** Start of DOCUMENT TEXT **

Oh I totally forgot about your series. In my use-case, it is not about
dynamically knowning how much they can expand and adjust themselves but
rather knowing statically upfront what resources they have been given.
More concretely, these are workloads which used to completely occupy a
single machine, though within containers but without limits. These
workloads used to look at machine level metrics at startup on how much
resources are available.

Now these workloads are being moved to multi-tenant environment but
still the machine is partitioned statically between the workloads. So,
these workloads need to know upfront how much resources are allocated to
them upfront and the way the cgroup hierarchy is setup, that information
is a bit above the tree.

I hope this clarifies the motivation behind this change i.e. the target
is not dynamic load balancing but rather upfront static knowledge.

thanks,
Shakeel

T.J. Mercier Feb. 6, 2025, 7:37 p.m. UTC | #4

On Thu, Feb 6, 2025 at 11:09 AM Shakeel Butt <shakeel.butt@linux.dev> wrote:
>
> On Thu, Feb 06, 2025 at 04:57:39PM +0100, Michal Koutný wrote:
> > Hello Shakeel.
> >
> > On Wed, Feb 05, 2025 at 02:20:29PM -0800, Shakeel Butt <shakeel.butt@linux.dev> wrote:
> > > Memcg-v1 exposes hierarchical_[memory|memsw]_limit counters in its
> > > memory.stat file which applications can use to get their effective limit
> > > which is the minimum of limits of itself and all of its ancestors.
> >
> > I was fan of equal idea too [1]. The referenced series also tackles
> > change notifications (to make this complete for apps that really want to
> > scale based on the actual limit). I ceased to like it when I realized
> > there can be hierarchies when the effective value cannot be effectively
> > :) determined [2].
> >
> > > This is pretty useful in environments where cgroup namespace is used
> > > and the application does not have access to the full view of the
> > > cgroup hierarchy. Let's expose effective limits for memcg v2 as well.
> >
> > Also, the case for this exposition was never strongly built.
> > Why isn't PSI enough in your case?
> >
>
> Hi Michal,
>
> Oh I totally forgot about your series. In my use-case, it is not about
> dynamically knowning how much they can expand and adjust themselves but
> rather knowing statically upfront what resources they have been given.
> More concretely, these are workloads which used to completely occupy a
> single machine, though within containers but without limits. These
> workloads used to look at machine level metrics at startup on how much
> resources are available.
>
> Now these workloads are being moved to multi-tenant environment but
> still the machine is partitioned statically between the workloads. So,
> these workloads need to know upfront how much resources are allocated to
> them upfront and the way the cgroup hierarchy is setup, that information
> is a bit above the tree.

** End of DOCUMENT TEXT **

WRITTEN PROBLEM 1: According to the mailing-list thread, which counters does memcg-v1 expose in its memory.stat file?

** Start of RAW RECORDS **

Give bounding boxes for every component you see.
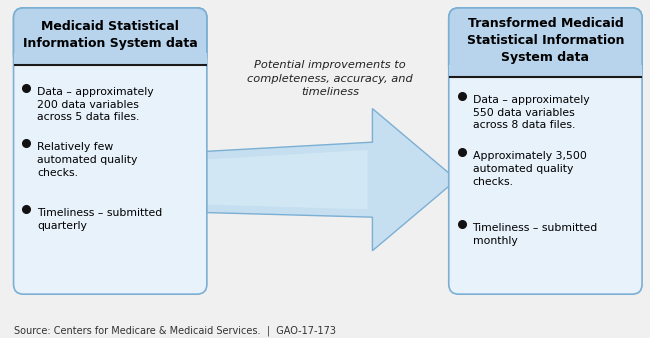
Text: Approximately 3,500
automated quality
checks.: Approximately 3,500 automated quality ch… (473, 151, 586, 187)
Polygon shape (194, 108, 457, 251)
FancyBboxPatch shape (448, 8, 642, 294)
Text: Potential improvements to
completeness, accuracy, and
timeliness: Potential improvements to completeness, … (248, 61, 413, 97)
FancyBboxPatch shape (14, 8, 207, 294)
Text: Transformed Medicaid
Statistical Information
System data: Transformed Medicaid Statistical Informa… (467, 17, 624, 64)
Text: Relatively few
automated quality
checks.: Relatively few automated quality checks. (37, 142, 138, 178)
Text: Data – approximately
200 data variables
across 5 data files.: Data – approximately 200 data variables … (37, 87, 154, 122)
Text: Timeliness – submitted
monthly: Timeliness – submitted monthly (473, 223, 598, 246)
Text: Timeliness – submitted
quarterly: Timeliness – submitted quarterly (37, 208, 162, 231)
Bar (448, 65, 642, 77)
Text: Medicaid Statistical
Information System data: Medicaid Statistical Information System … (23, 20, 198, 50)
Text: Data – approximately
550 data variables
across 8 data files.: Data – approximately 550 data variables … (473, 95, 589, 130)
FancyBboxPatch shape (14, 8, 207, 65)
Bar (14, 53, 207, 65)
Polygon shape (199, 150, 367, 209)
Text: Source: Centers for Medicare & Medicaid Services.  |  GAO-17-173: Source: Centers for Medicare & Medicaid … (14, 326, 335, 336)
FancyBboxPatch shape (448, 8, 642, 77)
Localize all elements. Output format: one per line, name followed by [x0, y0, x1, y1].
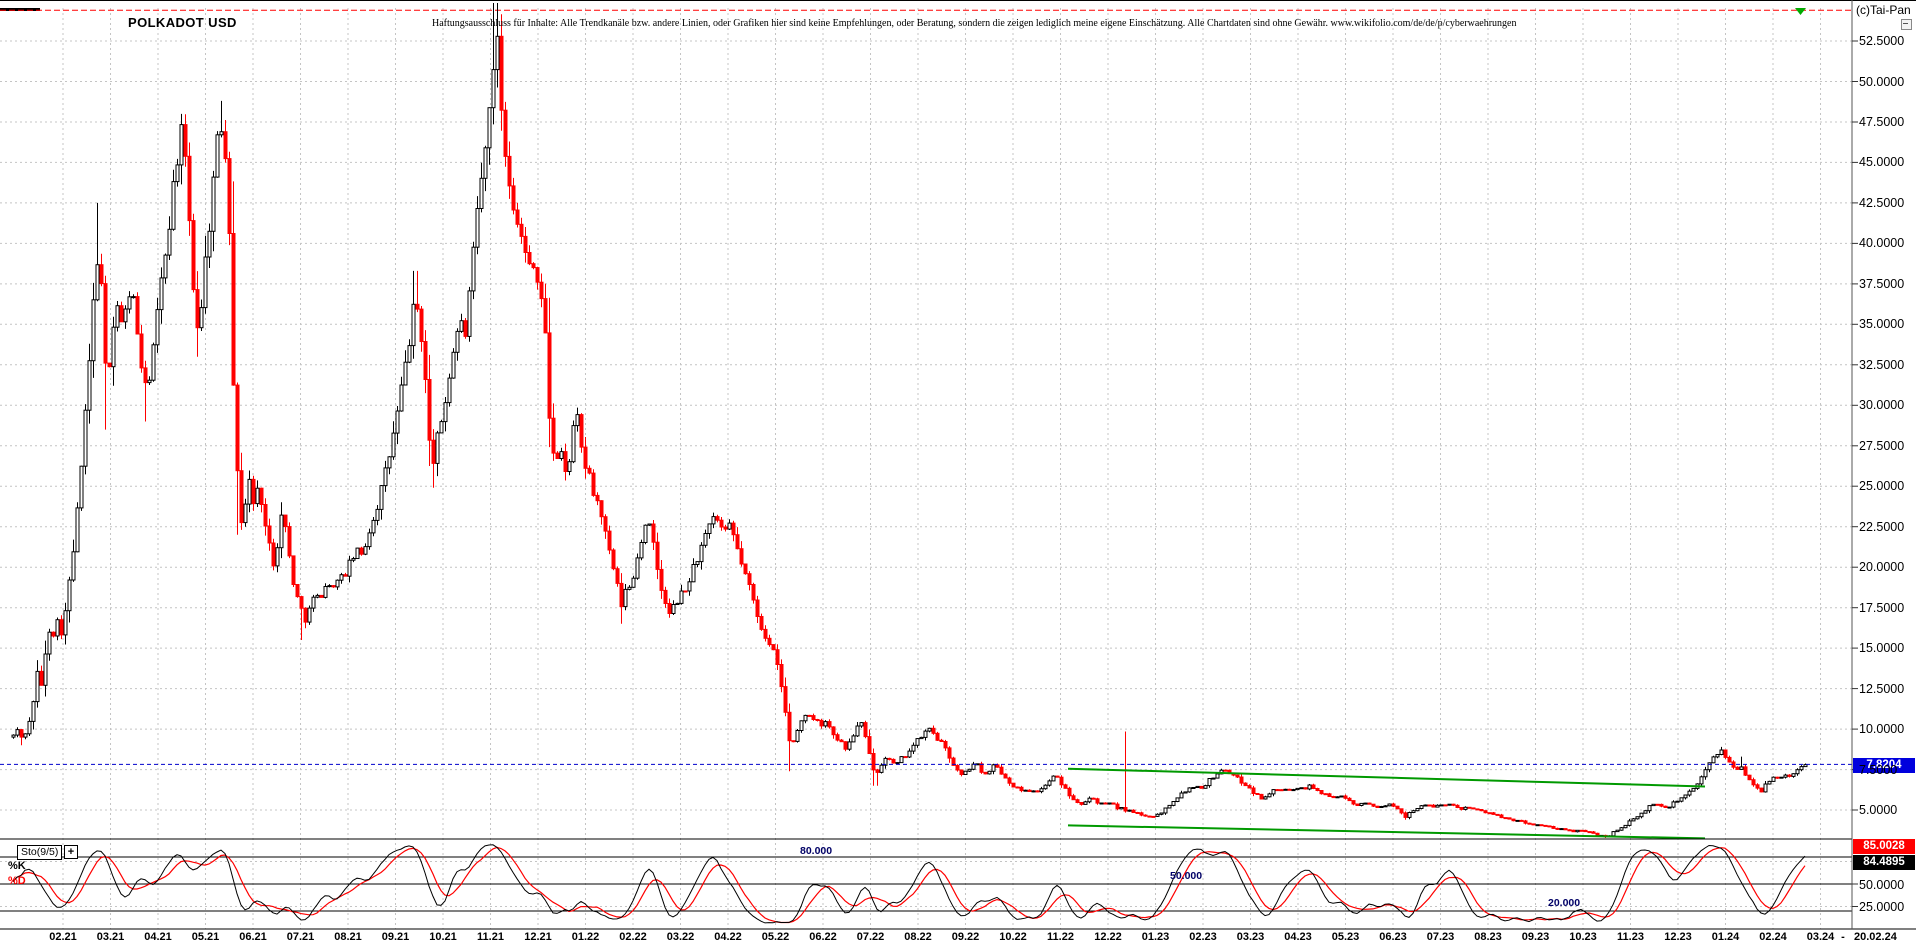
x-axis-label: 04.23 [1284, 931, 1312, 943]
y-axis-label: 32.5000 [1859, 357, 1905, 372]
x-axis-label: 11.22 [1047, 931, 1074, 943]
y-axis-label: 15.0000 [1859, 641, 1905, 656]
sto-k-value-tag: 84.4895 [1853, 855, 1915, 870]
x-axis-label: 09.21 [381, 931, 410, 943]
x-axis-label: 09.22 [951, 931, 980, 943]
x-axis-label: 08.23 [1474, 931, 1502, 943]
x-axis-label: 10.21 [429, 931, 457, 943]
y-axis-label: 50.0000 [1859, 74, 1905, 89]
y-axis-label: 17.5000 [1859, 600, 1905, 615]
chart-title: POLKADOT USD [128, 15, 237, 30]
disclaimer-text: Haftungsausschluss für Inhalte: Alle Tre… [432, 18, 1517, 29]
x-axis-label: 10.23 [1569, 931, 1597, 943]
sto-k-line [12, 844, 1806, 924]
y-axis-label: 10.0000 [1859, 722, 1905, 737]
x-axis-label: 03.21 [96, 931, 125, 943]
x-axis-label: 06.21 [239, 931, 267, 943]
trend-line [1067, 824, 1706, 840]
x-axis-label: 01.22 [571, 931, 600, 943]
sto-d-value-tag: 85.0028 [1853, 839, 1915, 854]
x-axis-label: 02.23 [1189, 931, 1217, 943]
x-axis-label: 11.21 [477, 931, 504, 943]
x-axis-gap-label: - [1841, 931, 1845, 943]
x-axis-label: 03.22 [666, 931, 695, 943]
y-axis-label: 5.0000 [1859, 803, 1898, 817]
sto-expand-button[interactable]: + [64, 845, 78, 859]
sto-axis-label-50: 50.0000 [1859, 878, 1905, 892]
top-left-mark [0, 8, 40, 11]
x-axis-label: 03.24 [1806, 931, 1835, 943]
sto-indicator-button[interactable]: Sto(9/5) [17, 845, 63, 860]
x-axis-label: 07.21 [286, 931, 315, 943]
x-axis-label: 12.22 [1094, 931, 1122, 943]
y-axis-label: 37.5000 [1859, 276, 1905, 291]
x-axis-label: 05.21 [191, 931, 220, 943]
sto-k-legend: %K [8, 860, 26, 872]
x-axis-label: 01.24 [1711, 931, 1740, 943]
x-axis-label: 02.22 [619, 931, 647, 943]
x-axis-label: 04.22 [714, 931, 742, 943]
x-axis-label: 12.21 [524, 931, 552, 943]
y-axis-label: 27.5000 [1859, 438, 1905, 453]
y-axis-label: 12.5000 [1859, 681, 1905, 696]
copyright-label: (c)Tai-Pan [1856, 3, 1911, 17]
sto-d-line [12, 846, 1806, 924]
candles-down [19, 35, 1792, 838]
y-axis-label: 35.0000 [1859, 317, 1905, 332]
x-axis-label: 06.22 [809, 931, 837, 943]
sto-d-legend: %D [8, 875, 26, 887]
x-axis-label: 07.23 [1426, 931, 1455, 943]
y-axis-label: 30.0000 [1859, 398, 1905, 413]
x-axis-label: 08.21 [334, 931, 362, 943]
y-axis-label: 25.0000 [1859, 479, 1905, 494]
y-axis-label: 20.0000 [1859, 560, 1905, 575]
x-axis-label: 09.23 [1521, 931, 1550, 943]
x-axis-label: 02.24 [1759, 931, 1787, 943]
x-axis-label: 01.23 [1141, 931, 1170, 943]
collapse-icon[interactable] [1901, 19, 1912, 30]
sto-level-50-label: 50.000 [1170, 870, 1203, 882]
x-axis-label: 06.23 [1379, 931, 1407, 943]
y-axis-label: 40.0000 [1859, 236, 1905, 251]
candles-up [11, 35, 1808, 838]
x-axis-label: 05.22 [761, 931, 790, 943]
x-axis-label: 08.22 [904, 931, 932, 943]
y-axis-label: 7.5000 [1859, 762, 1898, 777]
x-axis-label: 07.22 [856, 931, 885, 943]
x-axis-label: 10.22 [999, 931, 1027, 943]
y-axis-label: 47.5000 [1859, 115, 1905, 129]
y-axis-label: 22.5000 [1859, 519, 1905, 534]
sto-level-20-label: 20.000 [1548, 897, 1581, 909]
x-axis-label: 11.23 [1617, 931, 1644, 943]
x-axis-label: 12.23 [1664, 931, 1692, 943]
sto-level-80-label: 80.000 [800, 845, 833, 857]
x-axis-label: 02.21 [49, 931, 77, 943]
y-axis-label: 52.5000 [1859, 34, 1905, 48]
x-axis-label: 03.23 [1236, 931, 1265, 943]
y-axis-label: 45.0000 [1859, 155, 1905, 170]
x-axis-label: 05.23 [1331, 931, 1360, 943]
sto-axis-label-25: 25.0000 [1859, 900, 1905, 914]
last-price-tag: 7.8204 [1853, 758, 1915, 773]
marker-triangle-icon [1795, 3, 1807, 15]
y-axis-label: 42.5000 [1859, 195, 1905, 210]
last-date-label: 20.02.24 [1854, 931, 1897, 943]
x-axis-label: 04.21 [144, 931, 172, 943]
trend-line [1067, 767, 1706, 788]
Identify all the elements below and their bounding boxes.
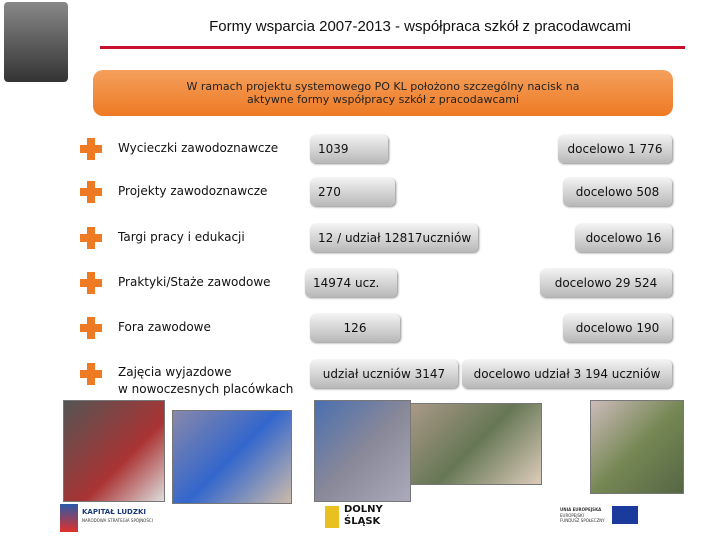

** End of RAW RECORDS **

WRITTEN PROBLEM 2: Quote everything in the records from the line containing "x-axis-label: 04.23 [1284, 931, 1312, 943]" down to the line containing "x-axis-label: 09.22 [951, 931, 980, 943]", including both of those lines.

COMPLETE OUTPUT 1: The hierarchical_[memory|memsw]_limit counters.

COMPLETE OUTPUT 2:
x-axis-label: 04.23 [1284, 931, 1312, 943]
y-axis-label: 32.5000 [1859, 357, 1905, 372]
x-axis-label: 11.22 [1047, 931, 1074, 943]
y-axis-label: 15.0000 [1859, 641, 1905, 656]
sto-k-value-tag: 84.4895 [1853, 855, 1915, 870]
x-axis-label: 09.21 [381, 931, 410, 943]
x-axis-label: 09.22 [951, 931, 980, 943]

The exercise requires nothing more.